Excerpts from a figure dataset
● ● ●

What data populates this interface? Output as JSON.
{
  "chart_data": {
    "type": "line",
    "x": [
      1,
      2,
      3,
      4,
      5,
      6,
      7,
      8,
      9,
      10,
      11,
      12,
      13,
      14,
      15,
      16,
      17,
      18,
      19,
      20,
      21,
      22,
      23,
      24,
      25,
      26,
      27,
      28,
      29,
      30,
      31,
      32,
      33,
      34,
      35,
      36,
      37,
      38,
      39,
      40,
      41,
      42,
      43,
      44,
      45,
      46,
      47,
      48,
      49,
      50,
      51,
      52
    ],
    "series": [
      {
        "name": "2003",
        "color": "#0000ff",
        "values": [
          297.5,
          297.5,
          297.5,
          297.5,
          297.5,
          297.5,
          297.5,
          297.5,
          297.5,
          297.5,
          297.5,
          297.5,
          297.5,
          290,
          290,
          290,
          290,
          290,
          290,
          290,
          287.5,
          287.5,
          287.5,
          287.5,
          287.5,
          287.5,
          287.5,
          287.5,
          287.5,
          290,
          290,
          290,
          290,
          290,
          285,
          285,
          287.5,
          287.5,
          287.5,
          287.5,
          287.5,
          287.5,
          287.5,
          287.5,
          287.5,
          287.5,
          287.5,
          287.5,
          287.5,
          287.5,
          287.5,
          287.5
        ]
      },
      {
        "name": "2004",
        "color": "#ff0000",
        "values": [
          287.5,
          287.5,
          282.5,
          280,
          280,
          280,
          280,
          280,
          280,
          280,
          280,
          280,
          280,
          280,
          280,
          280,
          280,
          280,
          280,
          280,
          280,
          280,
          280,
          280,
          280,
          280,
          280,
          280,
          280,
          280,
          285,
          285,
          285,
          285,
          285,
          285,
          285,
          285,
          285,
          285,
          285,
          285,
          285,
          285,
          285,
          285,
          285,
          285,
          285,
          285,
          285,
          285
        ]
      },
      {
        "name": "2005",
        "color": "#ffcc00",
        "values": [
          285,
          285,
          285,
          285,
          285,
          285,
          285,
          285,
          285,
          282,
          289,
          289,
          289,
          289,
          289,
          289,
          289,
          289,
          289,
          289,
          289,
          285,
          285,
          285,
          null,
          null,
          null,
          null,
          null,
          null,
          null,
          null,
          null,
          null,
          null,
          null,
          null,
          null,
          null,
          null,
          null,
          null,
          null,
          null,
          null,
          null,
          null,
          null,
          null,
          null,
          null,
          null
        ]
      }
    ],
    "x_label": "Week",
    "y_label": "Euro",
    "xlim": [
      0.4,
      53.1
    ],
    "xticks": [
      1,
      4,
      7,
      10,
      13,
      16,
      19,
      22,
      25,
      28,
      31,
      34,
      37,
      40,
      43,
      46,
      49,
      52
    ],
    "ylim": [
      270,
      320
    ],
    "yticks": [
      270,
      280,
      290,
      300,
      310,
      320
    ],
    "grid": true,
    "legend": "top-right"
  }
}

● ● ●

Written problem
Give all the entries again exactly; leave none out.

Task answer
What data populates this interface? Output as JSON.
{
  "chart_data": {
    "type": "line",
    "x": [
      1,
      2,
      3,
      4,
      5,
      6,
      7,
      8,
      9,
      10,
      11,
      12,
      13,
      14,
      15,
      16,
      17,
      18,
      19,
      20,
      21,
      22,
      23,
      24,
      25,
      26,
      27,
      28,
      29,
      30,
      31,
      32,
      33,
      34,
      35,
      36,
      37,
      38,
      39,
      40,
      41,
      42,
      43,
      44,
      45,
      46,
      47,
      48,
      49,
      50,
      51,
      52
    ],
    "series": [
      {
        "name": "2003",
        "color": "#0000ff",
        "values": [
          297.5,
          297.5,
          297.5,
          297.5,
          297.5,
          297.5,
          297.5,
          297.5,
          297.5,
          297.5,
          297.5,
          297.5,
          297.5,
          290,
          290,
          290,
          290,
          290,
          290,
          290,
          287.5,
          287.5,
          287.5,
          287.5,
          287.5,
          287.5,
          287.5,
          287.5,
          287.5,
          290,
          290,
          290,
          290,
          290,
          285,
          285,
          287.5,
          287.5,
          287.5,
          287.5,
          287.5,
          287.5,
          287.5,
          287.5,
          287.5,
          287.5,
          287.5,
          287.5,
          287.5,
          287.5,
          287.5,
          287.5
        ]
      },
      {
        "name": "2004",
        "color": "#ff0000",
        "values": [
          287.5,
          287.5,
          282.5,
          280,
          280,
          280,
          280,
          280,
          280,
          280,
          280,
          280,
          280,
          280,
          280,
          280,
          280,
          280,
          280,
          280,
          280,
          280,
          280,
          280,
          280,
          280,
          280,
          280,
          280,
          280,
          285,
          285,
          285,
          285,
          285,
          285,
          285,
          285,
          285,
          285,
          285,
          285,
          285,
          285,
          285,
          285,
          285,
          285,
          285,
          285,
          285,
          285
        ]
      },
      {
        "name": "2005",
        "color": "#ffcc00",
        "values": [
          285,
          285,
          285,
          285,
          285,
          285,
          285,
          285,
          285,
          282,
          289,
          289,
          289,
          289,
          289,
          289,
          289,
          289,
          289,
          289,
          289,
          285,
          285,
          285,
          null,
          null,
          null,
          null,
          null,
          null,
          null,
          null,
          null,
          null,
          null,
          null,
          null,
          null,
          null,
          null,
          null,
          null,
          null,
          null,
          null,
          null,
          null,
          null,
          null,
          null,
          null,
          null
        ]
      }
    ],
    "x_label": "Week",
    "y_label": "Euro",
    "xlim": [
      0.4,
      53.1
    ],
    "xticks": [
      1,
      4,
      7,
      10,
      13,
      16,
      19,
      22,
      25,
      28,
      31,
      34,
      37,
      40,
      43,
      46,
      49,
      52
    ],
    "ylim": [
      270,
      320
    ],
    "yticks": [
      270,
      280,
      290,
      300,
      310,
      320
    ],
    "grid": true,
    "legend": "top-right"
  }
}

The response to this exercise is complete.